> **WORK REQUIRED**
Give the data a second time, exactly and in full.

Start DATASET RECORDS

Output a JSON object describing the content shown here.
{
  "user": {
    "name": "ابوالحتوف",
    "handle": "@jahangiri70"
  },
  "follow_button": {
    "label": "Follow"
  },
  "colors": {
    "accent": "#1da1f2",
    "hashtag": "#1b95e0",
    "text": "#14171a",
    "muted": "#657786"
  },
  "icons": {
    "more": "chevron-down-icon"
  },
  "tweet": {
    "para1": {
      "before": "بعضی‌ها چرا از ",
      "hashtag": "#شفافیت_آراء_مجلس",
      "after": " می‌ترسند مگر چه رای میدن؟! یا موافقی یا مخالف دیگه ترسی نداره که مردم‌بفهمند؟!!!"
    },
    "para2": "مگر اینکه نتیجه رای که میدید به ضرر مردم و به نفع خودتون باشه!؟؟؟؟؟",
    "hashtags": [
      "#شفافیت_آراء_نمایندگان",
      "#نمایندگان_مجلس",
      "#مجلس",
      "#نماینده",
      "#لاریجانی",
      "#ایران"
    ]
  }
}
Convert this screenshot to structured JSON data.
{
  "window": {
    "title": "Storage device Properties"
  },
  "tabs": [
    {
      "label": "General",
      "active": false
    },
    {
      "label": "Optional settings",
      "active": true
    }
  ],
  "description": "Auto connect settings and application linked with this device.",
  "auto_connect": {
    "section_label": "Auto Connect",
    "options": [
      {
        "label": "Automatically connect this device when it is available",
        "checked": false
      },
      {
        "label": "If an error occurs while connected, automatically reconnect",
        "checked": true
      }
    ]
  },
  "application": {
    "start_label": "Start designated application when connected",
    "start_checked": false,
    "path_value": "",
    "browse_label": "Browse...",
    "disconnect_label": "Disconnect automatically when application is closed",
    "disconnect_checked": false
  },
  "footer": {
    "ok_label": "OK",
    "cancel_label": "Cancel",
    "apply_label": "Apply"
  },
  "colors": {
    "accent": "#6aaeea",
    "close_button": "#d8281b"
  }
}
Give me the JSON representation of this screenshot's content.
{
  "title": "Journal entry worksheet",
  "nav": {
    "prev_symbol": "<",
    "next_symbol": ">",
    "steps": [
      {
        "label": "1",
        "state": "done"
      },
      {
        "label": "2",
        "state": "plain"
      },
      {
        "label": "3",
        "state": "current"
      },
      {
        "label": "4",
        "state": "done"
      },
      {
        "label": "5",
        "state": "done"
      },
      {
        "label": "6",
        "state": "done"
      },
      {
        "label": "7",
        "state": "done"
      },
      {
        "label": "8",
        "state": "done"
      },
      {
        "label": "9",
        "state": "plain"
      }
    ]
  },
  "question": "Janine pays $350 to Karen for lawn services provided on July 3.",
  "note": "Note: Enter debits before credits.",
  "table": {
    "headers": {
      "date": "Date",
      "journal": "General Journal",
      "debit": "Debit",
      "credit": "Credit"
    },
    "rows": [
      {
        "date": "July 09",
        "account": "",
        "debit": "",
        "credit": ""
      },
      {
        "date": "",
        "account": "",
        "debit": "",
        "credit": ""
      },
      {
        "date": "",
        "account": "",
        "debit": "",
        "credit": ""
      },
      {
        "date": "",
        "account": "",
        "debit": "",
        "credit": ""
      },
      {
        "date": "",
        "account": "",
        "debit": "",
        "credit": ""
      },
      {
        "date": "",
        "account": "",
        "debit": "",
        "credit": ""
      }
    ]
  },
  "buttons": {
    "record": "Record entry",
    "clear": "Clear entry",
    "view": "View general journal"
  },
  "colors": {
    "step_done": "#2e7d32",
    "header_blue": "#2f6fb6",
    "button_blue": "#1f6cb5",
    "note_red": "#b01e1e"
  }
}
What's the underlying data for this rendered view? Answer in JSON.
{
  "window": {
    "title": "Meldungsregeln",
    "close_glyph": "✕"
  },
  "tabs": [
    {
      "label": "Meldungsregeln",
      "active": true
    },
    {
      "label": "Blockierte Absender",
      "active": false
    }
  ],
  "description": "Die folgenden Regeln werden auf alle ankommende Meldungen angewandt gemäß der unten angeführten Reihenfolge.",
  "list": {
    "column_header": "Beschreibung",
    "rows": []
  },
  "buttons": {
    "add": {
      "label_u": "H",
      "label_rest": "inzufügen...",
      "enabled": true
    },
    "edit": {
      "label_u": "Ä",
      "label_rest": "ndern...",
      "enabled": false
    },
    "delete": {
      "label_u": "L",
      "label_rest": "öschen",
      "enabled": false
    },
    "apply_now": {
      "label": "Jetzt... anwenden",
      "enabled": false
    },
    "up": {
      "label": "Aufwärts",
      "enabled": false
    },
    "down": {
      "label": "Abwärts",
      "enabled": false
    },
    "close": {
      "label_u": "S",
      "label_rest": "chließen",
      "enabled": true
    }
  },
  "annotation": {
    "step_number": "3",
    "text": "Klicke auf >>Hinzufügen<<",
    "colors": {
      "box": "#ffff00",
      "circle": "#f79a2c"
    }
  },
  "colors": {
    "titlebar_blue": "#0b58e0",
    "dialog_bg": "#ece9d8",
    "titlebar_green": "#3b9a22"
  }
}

End DATASET RECORDS

> **REPLY TO THE EXERCISE**
Output a JSON object describing the content shown here.
{
  "user": {
    "name": "ابوالحتوف",
    "handle": "@jahangiri70"
  },
  "follow_button": {
    "label": "Follow"
  },
  "colors": {
    "accent": "#1da1f2",
    "hashtag": "#1b95e0",
    "text": "#14171a",
    "muted": "#657786"
  },
  "icons": {
    "more": "chevron-down-icon"
  },
  "tweet": {
    "para1": {
      "before": "بعضی‌ها چرا از ",
      "hashtag": "#شفافیت_آراء_مجلس",
      "after": " می‌ترسند مگر چه رای میدن؟! یا موافقی یا مخالف دیگه ترسی نداره که مردم‌بفهمند؟!!!"
    },
    "para2": "مگر اینکه نتیجه رای که میدید به ضرر مردم و به نفع خودتون باشه!؟؟؟؟؟",
    "hashtags": [
      "#شفافیت_آراء_نمایندگان",
      "#نمایندگان_مجلس",
      "#مجلس",
      "#نماینده",
      "#لاریجانی",
      "#ایران"
    ]
  }
}
Convert this screenshot to structured JSON data.
{
  "window": {
    "title": "Storage device Properties"
  },
  "tabs": [
    {
      "label": "General",
      "active": false
    },
    {
      "label": "Optional settings",
      "active": true
    }
  ],
  "description": "Auto connect settings and application linked with this device.",
  "auto_connect": {
    "section_label": "Auto Connect",
    "options": [
      {
        "label": "Automatically connect this device when it is available",
        "checked": false
      },
      {
        "label": "If an error occurs while connected, automatically reconnect",
        "checked": true
      }
    ]
  },
  "application": {
    "start_label": "Start designated application when connected",
    "start_checked": false,
    "path_value": "",
    "browse_label": "Browse...",
    "disconnect_label": "Disconnect automatically when application is closed",
    "disconnect_checked": false
  },
  "footer": {
    "ok_label": "OK",
    "cancel_label": "Cancel",
    "apply_label": "Apply"
  },
  "colors": {
    "accent": "#6aaeea",
    "close_button": "#d8281b"
  }
}
Give me the JSON representation of this screenshot's content.
{
  "title": "Journal entry worksheet",
  "nav": {
    "prev_symbol": "<",
    "next_symbol": ">",
    "steps": [
      {
        "label": "1",
        "state": "done"
      },
      {
        "label": "2",
        "state": "plain"
      },
      {
        "label": "3",
        "state": "current"
      },
      {
        "label": "4",
        "state": "done"
      },
      {
        "label": "5",
        "state": "done"
      },
      {
        "label": "6",
        "state": "done"
      },
      {
        "label": "7",
        "state": "done"
      },
      {
        "label": "8",
        "state": "done"
      },
      {
        "label": "9",
        "state": "plain"
      }
    ]
  },
  "question": "Janine pays $350 to Karen for lawn services provided on July 3.",
  "note": "Note: Enter debits before credits.",
  "table": {
    "headers": {
      "date": "Date",
      "journal": "General Journal",
      "debit": "Debit",
      "credit": "Credit"
    },
    "rows": [
      {
        "date": "July 09",
        "account": "",
        "debit": "",
        "credit": ""
      },
      {
        "date": "",
        "account": "",
        "debit": "",
        "credit": ""
      },
      {
        "date": "",
        "account": "",
        "debit": "",
        "credit": ""
      },
      {
        "date": "",
        "account": "",
        "debit": "",
        "credit": ""
      },
      {
        "date": "",
        "account": "",
        "debit": "",
        "credit": ""
      },
      {
        "date": "",
        "account": "",
        "debit": "",
        "credit": ""
      }
    ]
  },
  "buttons": {
    "record": "Record entry",
    "clear": "Clear entry",
    "view": "View general journal"
  },
  "colors": {
    "step_done": "#2e7d32",
    "header_blue": "#2f6fb6",
    "button_blue": "#1f6cb5",
    "note_red": "#b01e1e"
  }
}
What's the underlying data for this rendered view? Answer in JSON.
{
  "window": {
    "title": "Meldungsregeln",
    "close_glyph": "✕"
  },
  "tabs": [
    {
      "label": "Meldungsregeln",
      "active": true
    },
    {
      "label": "Blockierte Absender",
      "active": false
    }
  ],
  "description": "Die folgenden Regeln werden auf alle ankommende Meldungen angewandt gemäß der unten angeführten Reihenfolge.",
  "list": {
    "column_header": "Beschreibung",
    "rows": []
  },
  "buttons": {
    "add": {
      "label_u": "H",
      "label_rest": "inzufügen...",
      "enabled": true
    },
    "edit": {
      "label_u": "Ä",
      "label_rest": "ndern...",
      "enabled": false
    },
    "delete": {
      "label_u": "L",
      "label_rest": "öschen",
      "enabled": false
    },
    "apply_now": {
      "label": "Jetzt... anwenden",
      "enabled": false
    },
    "up": {
      "label": "Aufwärts",
      "enabled": false
    },
    "down": {
      "label": "Abwärts",
      "enabled": false
    },
    "close": {
      "label_u": "S",
      "label_rest": "chließen",
      "enabled": true
    }
  },
  "annotation": {
    "step_number": "3",
    "text": "Klicke auf >>Hinzufügen<<",
    "colors": {
      "box": "#ffff00",
      "circle": "#f79a2c"
    }
  },
  "colors": {
    "titlebar_blue": "#0b58e0",
    "dialog_bg": "#ece9d8",
    "titlebar_green": "#3b9a22"
  }
}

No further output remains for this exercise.